[Stored items]
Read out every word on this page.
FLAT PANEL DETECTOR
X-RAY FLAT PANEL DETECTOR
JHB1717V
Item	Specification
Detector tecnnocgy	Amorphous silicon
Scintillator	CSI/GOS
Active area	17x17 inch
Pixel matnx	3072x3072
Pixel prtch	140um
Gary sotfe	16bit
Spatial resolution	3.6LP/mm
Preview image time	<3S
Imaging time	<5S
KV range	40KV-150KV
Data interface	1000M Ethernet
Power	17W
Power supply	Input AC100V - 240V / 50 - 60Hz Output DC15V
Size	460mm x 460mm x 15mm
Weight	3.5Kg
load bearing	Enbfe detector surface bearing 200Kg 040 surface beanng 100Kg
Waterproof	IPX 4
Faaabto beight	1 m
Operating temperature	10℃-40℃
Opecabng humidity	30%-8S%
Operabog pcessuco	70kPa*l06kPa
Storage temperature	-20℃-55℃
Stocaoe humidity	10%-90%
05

**Required work**
In the listing above, how many lines hold the word "temperature"? Give the number and nothing more.

**Correct response**
2